*WHAT YOU HAVE TO DO*. Can you resume the article on five mathematical tools for data analysis from where it stops? The article comes first below, ahead of the material.

-- DOCUMENT SECTION start --

The Reg has selected five such examples that we think are the most compelling for our purposes from the field of maths. Over the next few weeks we shall be looking at them from a high level to discover how they can potentially enhance and add value to what you do.
The five we will be looking at are:
- Benford’s Law: Numbers can be distributed in very unintuitive ways. Most fraudsters don’t understand that so their frauds can stick out like a sore thumb – as long as you know about Benford’s work.
- The German Tank Problem (and its solution): This can let you to estimate data that people don’t want you to have.
- Nyquist–Shannon sampling theorem: Now this does sound obscure because it is about the minimum sampling rate of a continuous wave, but in practice it will tell you how frequently you need to collect that big data from sensors like smart meters.
- Simpson’s paradox: If you don’t know about it, one day it will bite you.
- Monte Carlo simulations: One of the best and yet least-used tools in a data scientist tool box. They let you solve problems that probability calculations simply can’t touch.
For each one I’ll first give you a type of problem that can arise and then show you why the theorem helps to solve it. No difficult sums will be harmed in the making of this series.
So there you are, working with sales data and you have been given the job of detecting fraudulent transactions. A huge number of transactions are in the system and you have reason to believe that those originating from a particular country and credited to a particular sales person (J Smith) are fraudulent.
Your colleague: “OK, let’s check the mean and standard deviation of the transactions we suspect against those of the rest. Hmmm. No significant difference. Maybe we were wrong about poor old J Smith. She is kind to cats after all, she has about 12 rescued moggies that she looks after; perhaps we should look elsewhere for the evil perp.”

-- DOCUMENT SECTION end --
-- DATA EXCERPT start --

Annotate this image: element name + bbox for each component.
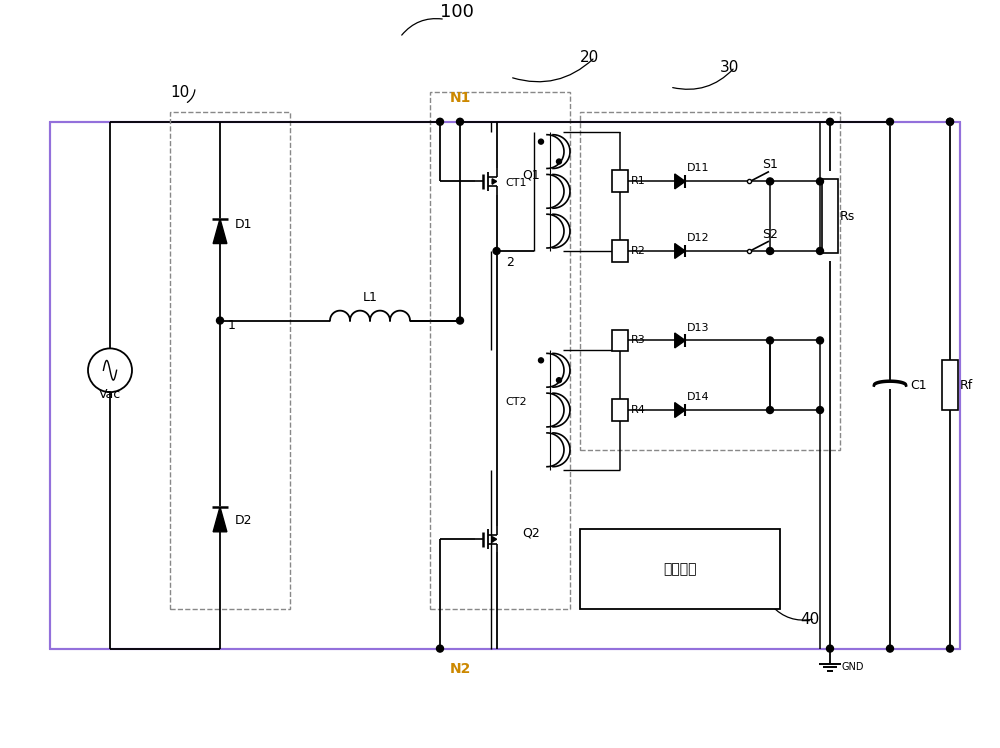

-- DATA EXCERPT end --

*THE OUTPUT*.
You: “Fair enough, but let’s do one more check. Take the value of all of the suspect transactions...
... and select just the leading number from each value:
Then, count the number of ones, the number of twos and so on (up to nine) and plot these as a frequency distribution.”
Your colleague: “OK, if it makes you happy, but you owe me a pint if this doesn’t show anything.”
Later that same day.
Your colleague: There is no pattern here, the distribution is essentially flat. So J Smith is off the hook and you owe me a pint.”
You: “Au contraire my fine colleague, we need to find new homes for those felines and you owe me a pint.”
J Smith is about to be banged to rights... because she’d never heard of Benford’s law.
Benford’s Law (AKA First-Digit Law)
Benford comes to us courtesy of GE Research Laboratories physicist Frank Benford in the 1920s, who began looking into digital frequencies when he noticed his logarithm table books were unevenly worn. His law essentially says that the leading digits of numbers collected “from the wild” – real life – are not evenly distributed. Rather, they follow a predictable distribution where there are more ones than two, more two than threes and so on up to nine.
The differences are non-trivial. On average about 30 per cent of the numbers will start with a one, only about eight per cent with a five and a mere 4.6 per cent with a nine.
We would, of course, have to check the distribution of invoice totals from the same country credited to other sales people but I would confidentially expect those to follow a Benford distribution.
So, what is meant by “wild collected” numbers and why do we get such an odd distribution?
Wild collected numbers
If you plot random numbers, they DO come out as a flat distribution. Here I have plotted the leading digit of around 600 random numbers.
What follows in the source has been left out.